* [TEXTO DADO]
---*---

/ martes 1 de junio de 2021

Joyas Chiapanecas | El niño de las Lomas


A finales de los años 70 hubo un crimen que conmocionó como pocos a toda la sociedad mexicana. En pleno Paseo de Las Palmas, de las Lomas de Chapultepec, uno de los barrios más distinguidos de la Ciudad de México, famoso por la opulencia de los palacios que ahí mandó a construirse la nueva alta burguesía surgida de la Revolución, un ex gobernador y su distinguida esposa fueron descuartizados vivos a machetazos.

El fuego de tan sangrienta anécdota se avivó cuando se dio a conocer la presunta responsabilidad del nieto de la pareja, un “junior” a quien en teoría se estaba preparando para ser presidente de la República. Morboso, como siempre he sido, no perdía detalle de lo que aparecía a diario en los periódicos, y me deleité unos cuantos años después con la novela de no-ficción que sobre el asunto escribió el prestigiado autor mexicano Vicente Leñero, ya fallecido.

---*---

* [DATOS PROPORCIONADOS]
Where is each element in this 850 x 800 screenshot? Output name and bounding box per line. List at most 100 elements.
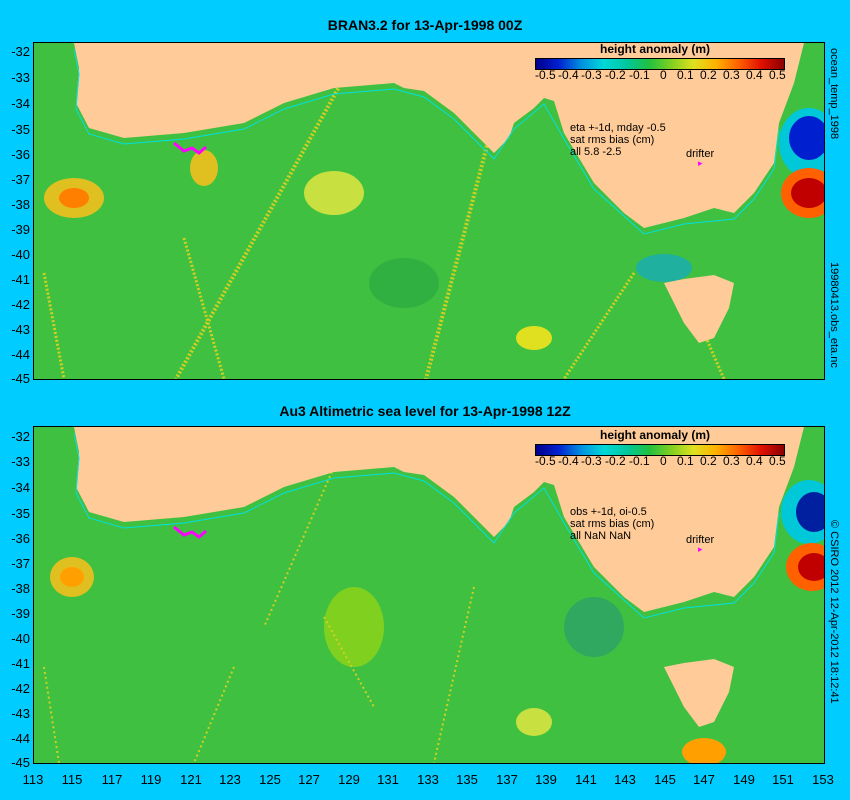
- shelf-contour: [73, 432, 780, 619]
- y-tick: -45: [11, 755, 30, 770]
- satellite-track: [43, 666, 60, 763]
- legend-tick: 0.1: [677, 68, 694, 82]
- legend-tick: -0.3: [581, 68, 602, 82]
- mainland-australia: [74, 43, 804, 228]
- anomaly-blob: [516, 326, 552, 350]
- x-tick: 127: [298, 772, 320, 787]
- satellite-track: [562, 272, 636, 379]
- x-tick: 139: [535, 772, 557, 787]
- y-tick: -36: [11, 531, 30, 546]
- y-tick: -37: [11, 556, 30, 571]
- legend-tick: 0.5: [769, 454, 786, 468]
- shelf-contour: [73, 48, 780, 235]
- satellite-track: [263, 466, 335, 628]
- satellite-track: [42, 272, 66, 379]
- anomaly-blob: [682, 738, 726, 763]
- y-tick: -44: [11, 731, 30, 746]
- legend-colorbar: [535, 444, 785, 456]
- satellite-track: [424, 137, 491, 379]
- legend-tick: -0.1: [629, 68, 650, 82]
- info-line: sat rms bias (cm): [570, 518, 655, 530]
- panel2-info: obs +-1d, oi-0.5 sat rms bias (cm) all N…: [570, 506, 654, 542]
- y-tick: -39: [11, 222, 30, 237]
- panel1-side-label-file: 19980413.obs_eta.nc: [828, 262, 840, 368]
- y-tick: -34: [11, 480, 30, 495]
- info-line: obs +-1d, oi-0.5: [570, 506, 647, 518]
- anomaly-blob: [564, 597, 624, 657]
- x-tick: 135: [456, 772, 478, 787]
- y-tick: -32: [11, 429, 30, 444]
- panel1-side-label: ocean_temp_1998: [828, 48, 840, 140]
- y-tick: -39: [11, 606, 30, 621]
- legend-tick: 0.2: [700, 68, 717, 82]
- panel2-legend: height anomaly (m) -0.5 -0.4 -0.3 -0.2 -…: [525, 428, 786, 478]
- x-tick: 115: [61, 772, 83, 787]
- y-tick: -35: [11, 506, 30, 521]
- anomaly-blob: [324, 587, 384, 667]
- panel2-title: Au3 Altimetric sea level for 13-Apr-1998…: [279, 403, 571, 419]
- panel1-legend: height anomaly (m) -0.5 -0.4 -0.3 -0.2 -…: [525, 42, 786, 92]
- y-tick: -41: [11, 272, 30, 287]
- legend-tick: 0.5: [769, 68, 786, 82]
- satellite-track: [323, 616, 375, 708]
- legend-title: height anomaly (m): [599, 428, 710, 442]
- legend-tick: 0.1: [677, 454, 694, 468]
- drifter-track: [173, 141, 207, 155]
- legend-tick: -0.4: [558, 68, 579, 82]
- panel1-drifter-label: drifter: [686, 148, 715, 160]
- legend-tick: -0.2: [605, 454, 626, 468]
- anomaly-blob: [60, 567, 84, 587]
- x-tick: 151: [772, 772, 794, 787]
- x-tick: 131: [377, 772, 399, 787]
- legend-tick: -0.2: [605, 68, 626, 82]
- panel2-drifter-label: drifter: [686, 534, 715, 546]
- tasmania: [664, 659, 734, 727]
- legend-tick: 0.4: [746, 68, 763, 82]
- x-tick: 149: [733, 772, 755, 787]
- legend-tick: 0: [660, 68, 667, 82]
- x-tick: 133: [417, 772, 439, 787]
- legend-tick: -0.5: [535, 454, 556, 468]
- satellite-track: [702, 332, 726, 379]
- y-tick: -45: [11, 371, 30, 386]
- legend-tick: -0.5: [535, 68, 556, 82]
- y-tick: -37: [11, 172, 30, 187]
- y-tick: -41: [11, 656, 30, 671]
- y-tick: -33: [11, 70, 30, 85]
- x-tick: 137: [496, 772, 518, 787]
- y-tick: -35: [11, 122, 30, 137]
- y-tick: -40: [11, 247, 30, 262]
- legend-tick: 0.3: [723, 454, 740, 468]
- x-tick: 125: [259, 772, 281, 787]
- anomaly-blob: [516, 708, 552, 736]
- legend-title: height anomaly (m): [599, 42, 710, 56]
- y-tick: -38: [11, 197, 30, 212]
- panel1-title: BRAN3.2 for 13-Apr-1998 00Z: [327, 17, 523, 33]
- y-tick: -33: [11, 454, 30, 469]
- anomaly-blob: [304, 171, 364, 215]
- anomaly-blob: [789, 116, 824, 160]
- x-tick: 121: [180, 772, 202, 787]
- anomaly-blob: [190, 150, 218, 186]
- drifter-marker-icon: ▸: [698, 544, 703, 554]
- y-tick: -32: [11, 44, 30, 59]
- y-tick: -34: [11, 96, 30, 111]
- panel2-map: [33, 426, 825, 764]
- legend-tick: 0.2: [700, 454, 717, 468]
- legend-tick: -0.1: [629, 454, 650, 468]
- legend-tick: 0.3: [723, 68, 740, 82]
- tasmania: [664, 275, 734, 343]
- y-tick: -40: [11, 631, 30, 646]
- info-line: all 5.8 -2.5: [570, 146, 622, 158]
- x-tick: 153: [812, 772, 834, 787]
- x-tick: 145: [654, 772, 676, 787]
- x-tick: 113: [22, 772, 44, 787]
- y-tick: -36: [11, 147, 30, 162]
- y-tick: -38: [11, 581, 30, 596]
- x-tick: 129: [338, 772, 360, 787]
- satellite-track: [193, 666, 235, 763]
- anomaly-blob: [636, 254, 692, 282]
- mainland-australia: [74, 427, 804, 612]
- anomaly-blob: [798, 553, 824, 581]
- y-tick: -42: [11, 297, 30, 312]
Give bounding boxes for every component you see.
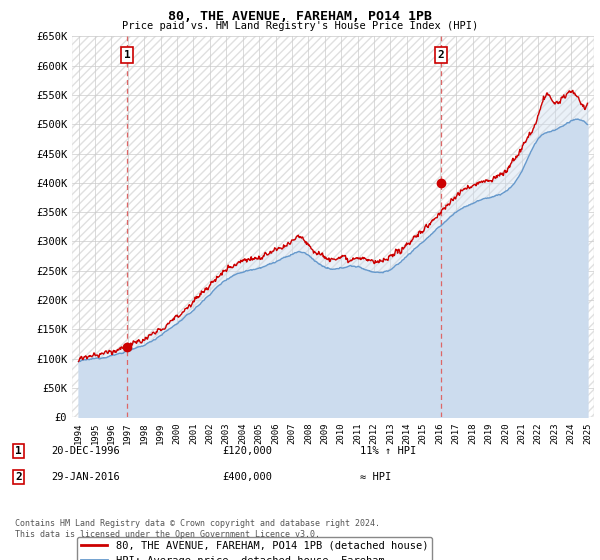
Text: Contains HM Land Registry data © Crown copyright and database right 2024.
This d: Contains HM Land Registry data © Crown c… [15,520,380,539]
Text: ≈ HPI: ≈ HPI [360,472,391,482]
Text: 11% ↑ HPI: 11% ↑ HPI [360,446,416,456]
Text: 29-JAN-2016: 29-JAN-2016 [51,472,120,482]
Text: 2: 2 [15,472,22,482]
Text: £400,000: £400,000 [222,472,272,482]
Text: £120,000: £120,000 [222,446,272,456]
Text: 20-DEC-1996: 20-DEC-1996 [51,446,120,456]
Text: 80, THE AVENUE, FAREHAM, PO14 1PB: 80, THE AVENUE, FAREHAM, PO14 1PB [168,10,432,23]
Text: 2: 2 [437,50,445,60]
Text: 1: 1 [124,50,131,60]
Legend: 80, THE AVENUE, FAREHAM, PO14 1PB (detached house), HPI: Average price, detached: 80, THE AVENUE, FAREHAM, PO14 1PB (detac… [77,536,433,560]
Text: Price paid vs. HM Land Registry's House Price Index (HPI): Price paid vs. HM Land Registry's House … [122,21,478,31]
Text: 1: 1 [15,446,22,456]
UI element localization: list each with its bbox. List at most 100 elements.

---*---

* [TAREAS PROPUESTAS]
(1) Indica si cada afirmación concuerda con el texto sobre el crimen de las Lomas y cita las palabras del texto que lo deciden.
(a) El crimen ocurrió a finales de los años 70.
(b) Las víctimas fueron un ex gobernador y su esposa.
(c) Vicente Leñero escribió una novela de ficción sobre el caso.
(2) Responde con datos del texto sobre el crimen de las Lomas:
(a) ¿En qué calle ocurrió el crimen?
(b) ¿De quién se dio a conocer la presunta responsabilidad?
(c) ¿Para qué se estaba preparando en teoría a esa persona?
(3) Retoma el texto sobre el crimen de las Lomas y continúalo a partir de su última oración.

* [RESPUESTAS]
(1)
(a) Sí: "A finales de los años 70 hubo un crimen que conmocionó como pocos a toda la sociedad mexicana."
(b) Sí: "un ex gobernador y su distinguida esposa fueron descuartizados vivos a machetazos."
(c) No: "la novela de no-ficción que sobre el asunto escribió el prestigiado autor mexicano Vicente Leñero".

(2)
(a) En el Paseo de Las Palmas, en las Lomas de Chapultepec.
(b) Del nieto de la pareja.
(c) Para ser presidente de la República.

(3)
Cuando era estudiante universitario, un amigo mío, miembro también de una familia revolucionaria pero venida a menos, nos invitó a un grupo de compañeros de escuela a pasar un fin de semana en Tequesquitengo, un lago del estado de Morelos en el que se practican los deportes acuáticos. “Ahí tenía una propiedad la familia involucrada en el doble asesinato” pensé cuando acepté la oferta, pero no mencioné nada al respecto.

La casa a la que llegamos había visto sus mejores glorias en la época de Miguel Alemán, pero cuando yo la conocí era una ruina. Nadie cuidaba los jardines, las habitaciones eran un desastre, los baños de mármol estaban cubiertos de sarro y la piscina además de vacía, estaba fracturada. Sin embargo, aquella residencia conservaba algo de su garbo y estaba ubicada en una de las mejores bahías de la laguna. Justamente enfrente, tan sólo separada por un brazo de agua, se erguía una mansión, perfectamente visible, en la que un grupo de personas pasaron una temporada muy similar a la que estuvimos nosotros.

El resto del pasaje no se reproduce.